What to do: Would you extract the whole listing below and retype it exactly?
::: Data for this task :::
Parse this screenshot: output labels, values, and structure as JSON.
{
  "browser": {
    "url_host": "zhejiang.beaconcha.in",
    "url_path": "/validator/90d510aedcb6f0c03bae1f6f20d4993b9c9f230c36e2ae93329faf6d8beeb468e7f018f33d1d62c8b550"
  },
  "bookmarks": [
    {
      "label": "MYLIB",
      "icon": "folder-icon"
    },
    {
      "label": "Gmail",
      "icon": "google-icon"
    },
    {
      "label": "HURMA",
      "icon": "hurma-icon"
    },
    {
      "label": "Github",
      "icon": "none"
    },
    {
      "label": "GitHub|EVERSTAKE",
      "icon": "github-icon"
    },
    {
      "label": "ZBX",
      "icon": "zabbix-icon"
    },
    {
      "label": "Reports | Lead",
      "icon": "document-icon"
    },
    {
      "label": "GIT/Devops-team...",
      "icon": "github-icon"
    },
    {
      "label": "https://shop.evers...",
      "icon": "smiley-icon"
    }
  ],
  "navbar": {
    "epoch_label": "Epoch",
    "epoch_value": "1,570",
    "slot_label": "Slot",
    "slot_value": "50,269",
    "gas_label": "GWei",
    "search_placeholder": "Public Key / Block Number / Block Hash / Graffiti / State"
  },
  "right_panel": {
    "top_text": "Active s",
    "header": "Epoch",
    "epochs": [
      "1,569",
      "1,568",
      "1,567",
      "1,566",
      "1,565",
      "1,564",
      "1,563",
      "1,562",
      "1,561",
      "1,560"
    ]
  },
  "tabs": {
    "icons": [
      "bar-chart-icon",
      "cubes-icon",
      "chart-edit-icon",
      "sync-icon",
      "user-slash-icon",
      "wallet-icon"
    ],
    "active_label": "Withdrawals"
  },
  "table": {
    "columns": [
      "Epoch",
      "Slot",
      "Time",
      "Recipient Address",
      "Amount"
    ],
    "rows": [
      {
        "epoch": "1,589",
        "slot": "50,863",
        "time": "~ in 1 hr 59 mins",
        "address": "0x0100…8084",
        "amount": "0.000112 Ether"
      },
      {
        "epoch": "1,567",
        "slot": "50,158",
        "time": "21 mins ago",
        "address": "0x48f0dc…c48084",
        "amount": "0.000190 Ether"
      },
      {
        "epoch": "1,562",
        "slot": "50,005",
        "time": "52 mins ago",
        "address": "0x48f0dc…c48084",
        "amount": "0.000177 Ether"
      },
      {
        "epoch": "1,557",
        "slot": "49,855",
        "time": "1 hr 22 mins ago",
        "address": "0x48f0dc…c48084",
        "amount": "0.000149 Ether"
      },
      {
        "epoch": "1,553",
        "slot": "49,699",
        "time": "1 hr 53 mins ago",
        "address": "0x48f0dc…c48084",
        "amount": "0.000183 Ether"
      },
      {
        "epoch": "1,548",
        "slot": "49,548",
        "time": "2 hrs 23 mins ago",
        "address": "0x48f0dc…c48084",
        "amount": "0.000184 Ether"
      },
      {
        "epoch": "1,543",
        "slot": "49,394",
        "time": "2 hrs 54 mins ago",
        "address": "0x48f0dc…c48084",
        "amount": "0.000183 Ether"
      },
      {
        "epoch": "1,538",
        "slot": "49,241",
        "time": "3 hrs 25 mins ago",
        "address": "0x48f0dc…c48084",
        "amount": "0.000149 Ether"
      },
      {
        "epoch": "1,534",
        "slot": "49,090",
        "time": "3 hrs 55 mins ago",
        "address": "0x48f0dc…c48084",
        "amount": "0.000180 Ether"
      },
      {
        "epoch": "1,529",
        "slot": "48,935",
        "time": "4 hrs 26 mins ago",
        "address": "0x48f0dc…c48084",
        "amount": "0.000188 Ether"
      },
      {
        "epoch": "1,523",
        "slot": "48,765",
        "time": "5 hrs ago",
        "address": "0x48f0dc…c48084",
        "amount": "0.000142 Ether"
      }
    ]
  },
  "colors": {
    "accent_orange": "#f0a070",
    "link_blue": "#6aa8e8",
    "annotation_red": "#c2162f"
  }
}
:::
Right answer:
Parse this screenshot: output labels, values, and structure as JSON.
{
  "browser": {
    "url_host": "zhejiang.beaconcha.in",
    "url_path": "/validator/90d510aedcb6f0c03bae1f6f20d4993b9c9f230c36e2ae93329faf6d8beeb468e7f018f33d1d62c8b550"
  },
  "bookmarks": [
    {
      "label": "MYLIB",
      "icon": "folder-icon"
    },
    {
      "label": "Gmail",
      "icon": "google-icon"
    },
    {
      "label": "HURMA",
      "icon": "hurma-icon"
    },
    {
      "label": "Github",
      "icon": "none"
    },
    {
      "label": "GitHub|EVERSTAKE",
      "icon": "github-icon"
    },
    {
      "label": "ZBX",
      "icon": "zabbix-icon"
    },
    {
      "label": "Reports | Lead",
      "icon": "document-icon"
    },
    {
      "label": "GIT/Devops-team...",
      "icon": "github-icon"
    },
    {
      "label": "https://shop.evers...",
      "icon": "smiley-icon"
    }
  ],
  "navbar": {
    "epoch_label": "Epoch",
    "epoch_value": "1,570",
    "slot_label": "Slot",
    "slot_value": "50,269",
    "gas_label": "GWei",
    "search_placeholder": "Public Key / Block Number / Block Hash / Graffiti / State"
  },
  "right_panel": {
    "top_text": "Active s",
    "header": "Epoch",
    "epochs": [
      "1,569",
      "1,568",
      "1,567",
      "1,566",
      "1,565",
      "1,564",
      "1,563",
      "1,562",
      "1,561",
      "1,560"
    ]
  },
  "tabs": {
    "icons": [
      "bar-chart-icon",
      "cubes-icon",
      "chart-edit-icon",
      "sync-icon",
      "user-slash-icon",
      "wallet-icon"
    ],
    "active_label": "Withdrawals"
  },
  "table": {
    "columns": [
      "Epoch",
      "Slot",
      "Time",
      "Recipient Address",
      "Amount"
    ],
    "rows": [
      {
        "epoch": "1,589",
        "slot": "50,863",
        "time": "~ in 1 hr 59 mins",
        "address": "0x0100…8084",
        "amount": "0.000112 Ether"
      },
      {
        "epoch": "1,567",
        "slot": "50,158",
        "time": "21 mins ago",
        "address": "0x48f0dc…c48084",
        "amount": "0.000190 Ether"
      },
      {
        "epoch": "1,562",
        "slot": "50,005",
        "time": "52 mins ago",
        "address": "0x48f0dc…c48084",
        "amount": "0.000177 Ether"
      },
      {
        "epoch": "1,557",
        "slot": "49,855",
        "time": "1 hr 22 mins ago",
        "address": "0x48f0dc…c48084",
        "amount": "0.000149 Ether"
      },
      {
        "epoch": "1,553",
        "slot": "49,699",
        "time": "1 hr 53 mins ago",
        "address": "0x48f0dc…c48084",
        "amount": "0.000183 Ether"
      },
      {
        "epoch": "1,548",
        "slot": "49,548",
        "time": "2 hrs 23 mins ago",
        "address": "0x48f0dc…c48084",
        "amount": "0.000184 Ether"
      },
      {
        "epoch": "1,543",
        "slot": "49,394",
        "time": "2 hrs 54 mins ago",
        "address": "0x48f0dc…c48084",
        "amount": "0.000183 Ether"
      },
      {
        "epoch": "1,538",
        "slot": "49,241",
        "time": "3 hrs 25 mins ago",
        "address": "0x48f0dc…c48084",
        "amount": "0.000149 Ether"
      },
      {
        "epoch": "1,534",
        "slot": "49,090",
        "time": "3 hrs 55 mins ago",
        "address": "0x48f0dc…c48084",
        "amount": "0.000180 Ether"
      },
      {
        "epoch": "1,529",
        "slot": "48,935",
        "time": "4 hrs 26 mins ago",
        "address": "0x48f0dc…c48084",
        "amount": "0.000188 Ether"
      },
      {
        "epoch": "1,523",
        "slot": "48,765",
        "time": "5 hrs ago",
        "address": "0x48f0dc…c48084",
        "amount": "0.000142 Ether"
      }
    ]
  },
  "colors": {
    "accent_orange": "#f0a070",
    "link_blue": "#6aa8e8",
    "annotation_red": "#c2162f"
  }
}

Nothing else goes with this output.